AIM – The records below must be copied in full; omit the images.

============

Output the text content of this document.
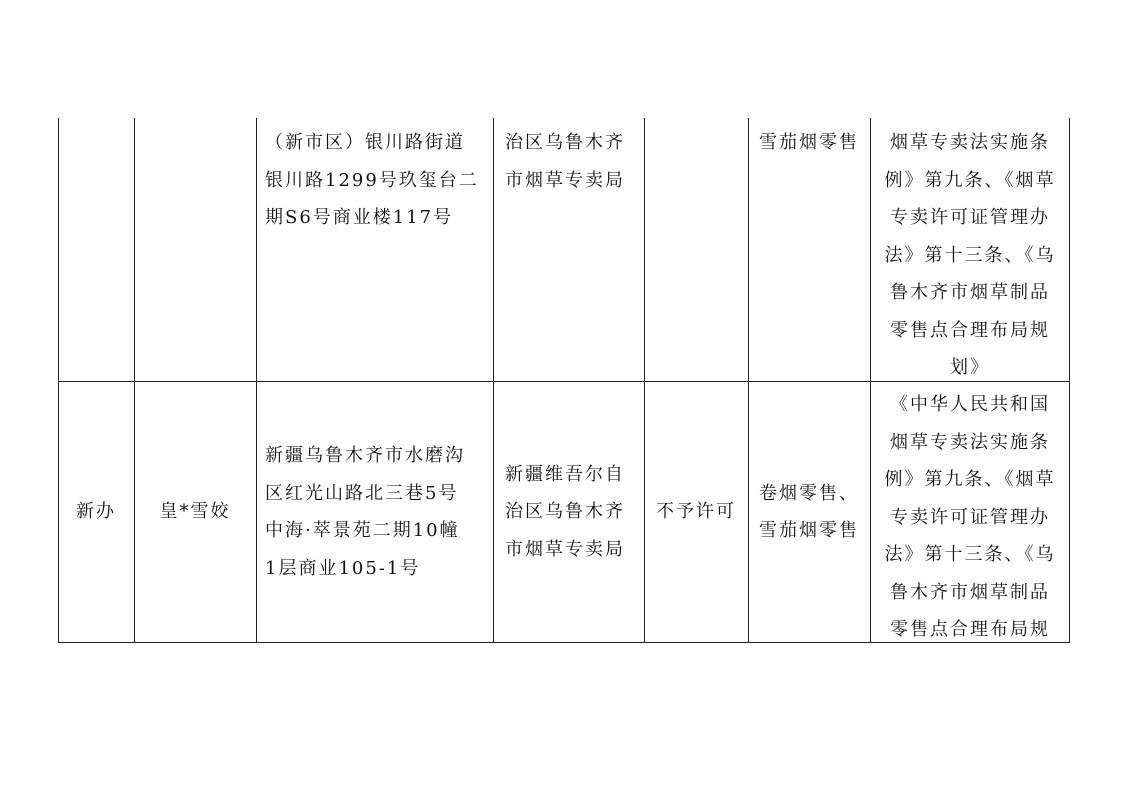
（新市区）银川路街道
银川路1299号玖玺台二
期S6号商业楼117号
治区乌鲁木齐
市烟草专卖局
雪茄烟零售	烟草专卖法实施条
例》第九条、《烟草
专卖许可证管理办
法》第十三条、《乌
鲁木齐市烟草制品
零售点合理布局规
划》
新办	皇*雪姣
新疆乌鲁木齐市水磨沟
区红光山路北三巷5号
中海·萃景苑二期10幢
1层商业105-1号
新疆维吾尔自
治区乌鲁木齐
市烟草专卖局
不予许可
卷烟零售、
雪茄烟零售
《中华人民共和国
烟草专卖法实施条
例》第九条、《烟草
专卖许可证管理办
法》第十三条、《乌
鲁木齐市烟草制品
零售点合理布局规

============

SOLUTION TO THIS EXERCISE –
Output the text content of this document.
（新市区）银川路街道
银川路1299号玖玺台二
期S6号商业楼117号
治区乌鲁木齐
市烟草专卖局
雪茄烟零售	烟草专卖法实施条
例》第九条、《烟草
专卖许可证管理办
法》第十三条、《乌
鲁木齐市烟草制品
零售点合理布局规
划》
新办	皇*雪姣
新疆乌鲁木齐市水磨沟
区红光山路北三巷5号
中海·萃景苑二期10幢
1层商业105-1号
新疆维吾尔自
治区乌鲁木齐
市烟草专卖局
不予许可
卷烟零售、
雪茄烟零售
《中华人民共和国
烟草专卖法实施条
例》第九条、《烟草
专卖许可证管理办
法》第十三条、《乌
鲁木齐市烟草制品
零售点合理布局规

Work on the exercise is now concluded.